HMMM, this might not be needed but wondering if this would be fast to implement: what about getting the mid point between positive peaks and negative peaks? Essentially, do what yo are doing with the blue line except have a blue line on the opposite side of the peak, then get a medium line.

elanhickler commented 4 years ago

wait... that just sounds like curve fitting. Why didn't curve fitting work for this?

RobinSchmidt commented 4 years ago

hmmm...in the case of beating, some intermediate line between the peaks and the troughs actually makes more sense than a line through the peaks....curve fitting....hmmm - you would first have to decide what kind of curve it should be - for example, some polynomial, that fits the whole curve globally in a least squares sense? ...or maybe using segments and fit curves locally - as in splines?

### Information provided:
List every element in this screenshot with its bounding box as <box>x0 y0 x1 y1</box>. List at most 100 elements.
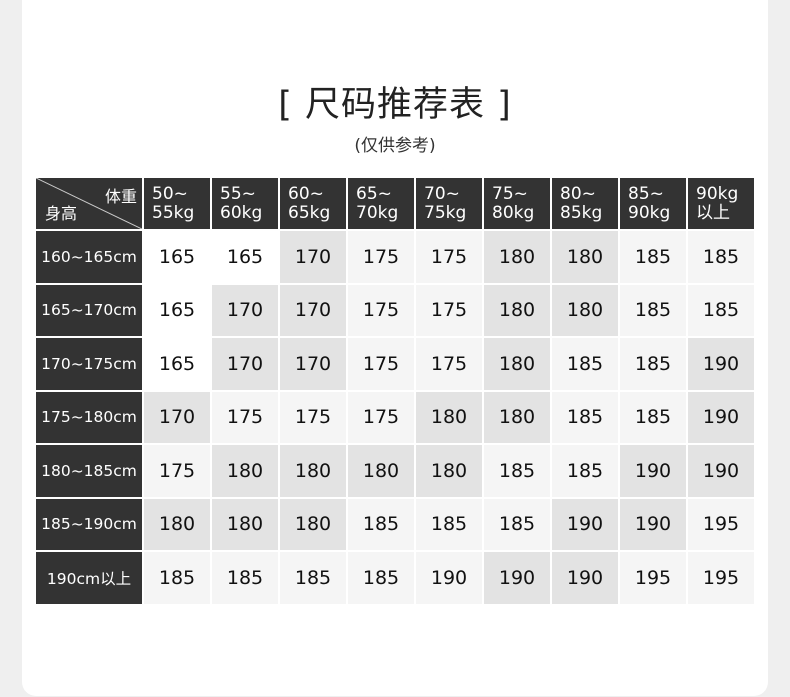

==

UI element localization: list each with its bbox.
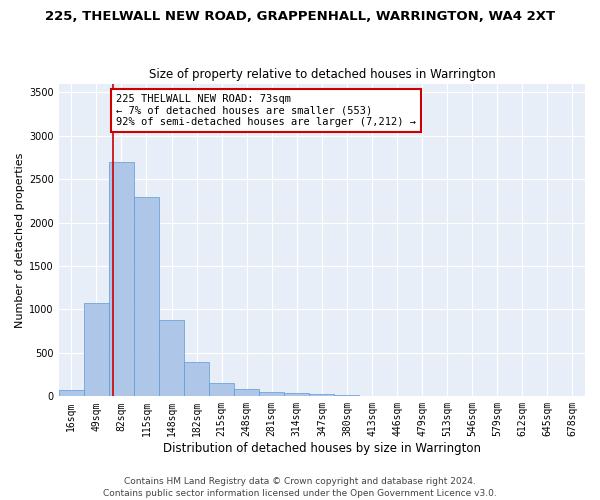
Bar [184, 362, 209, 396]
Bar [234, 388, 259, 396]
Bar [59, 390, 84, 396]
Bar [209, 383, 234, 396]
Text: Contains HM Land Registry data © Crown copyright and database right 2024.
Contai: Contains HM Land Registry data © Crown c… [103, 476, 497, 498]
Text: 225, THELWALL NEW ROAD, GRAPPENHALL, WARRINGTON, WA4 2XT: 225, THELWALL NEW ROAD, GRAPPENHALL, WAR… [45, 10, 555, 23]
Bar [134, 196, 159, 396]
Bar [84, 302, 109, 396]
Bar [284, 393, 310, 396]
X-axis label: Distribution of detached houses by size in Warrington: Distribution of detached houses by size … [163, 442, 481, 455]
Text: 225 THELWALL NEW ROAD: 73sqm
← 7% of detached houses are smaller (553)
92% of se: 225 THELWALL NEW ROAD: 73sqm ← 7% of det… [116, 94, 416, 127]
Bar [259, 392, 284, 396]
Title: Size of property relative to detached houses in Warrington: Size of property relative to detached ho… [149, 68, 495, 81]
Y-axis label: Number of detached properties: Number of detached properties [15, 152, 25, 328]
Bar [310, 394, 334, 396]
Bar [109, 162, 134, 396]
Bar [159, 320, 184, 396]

### Things to do:
**a)** In the entries, print every line from the one containing "UI element localization: list" through the one containing "Bar [159, 320, 184, 396]", inclusive, leaving the picture out.
**b)** Carry on the forum thread about drawing a line between the peaks and troughs, starting right after its last post.

### The answers:
**a)**
UI element localization: list each with its bbox.
Bar [184, 362, 209, 396]
Bar [234, 388, 259, 396]
Bar [59, 390, 84, 396]
Bar [209, 383, 234, 396]
Text: Contains HM Land Registry data © Crown copyright and database right 2024.
Contai: Contains HM Land Registry data © Crown c… [103, 476, 497, 498]
Text: 225, THELWALL NEW ROAD, GRAPPENHALL, WARRINGTON, WA4 2XT: 225, THELWALL NEW ROAD, GRAPPENHALL, WAR… [45, 10, 555, 23]
Bar [134, 196, 159, 396]
Bar [84, 302, 109, 396]
Bar [284, 393, 310, 396]
X-axis label: Distribution of detached houses by size in Warrington: Distribution of detached houses by size … [163, 442, 481, 455]
Text: 225 THELWALL NEW ROAD: 73sqm
← 7% of detached houses are smaller (553)
92% of se: 225 THELWALL NEW ROAD: 73sqm ← 7% of det… [116, 94, 416, 127]
Bar [259, 392, 284, 396]
Title: Size of property relative to detached houses in Warrington: Size of property relative to detached ho… [149, 68, 495, 81]
Y-axis label: Number of detached properties: Number of detached properties [15, 152, 25, 328]
Bar [310, 394, 334, 396]
Bar [109, 162, 134, 396]
Bar [159, 320, 184, 396]

**b)**
elanhickler commented 4 years ago

this peak algorithm might benefit from smoothing with splines or something, might be better than straight curve fitting after being smoothed.

Since I've been away from this for a while could you give me a refresher on how I test this? Here's my code:

int fs = audioFile.getSampleRate();
int bd = audioFile.getBitDepth();
auto ptr = audioFile.getWritePointer(0);
int N = audioFile.getNumFrames();

vector<double> x; // input signal
x.reserve(N);
for (int s = 0; s < N; ++s)
    x.push_back(ptr[s]);

RAPT::rsSinusoidalModel<double> sinusoidModel = getSinusoidModel(&x[0], N, fs, f0);
std::vector<double> y = synthesizeSinusoidal(sinusoidModel, fs);

// WRITE DEBEAT OUTPUT UNMODIFIED HERE
if (refPath.isNotEmpty())
{
    AudioBuffer<float> audioBuffer(1, (int)y.size());
    auto writePtr = audioBuffer.getArrayOfWritePointers();
    for (int f = 0; f < int(y.size()); ++f)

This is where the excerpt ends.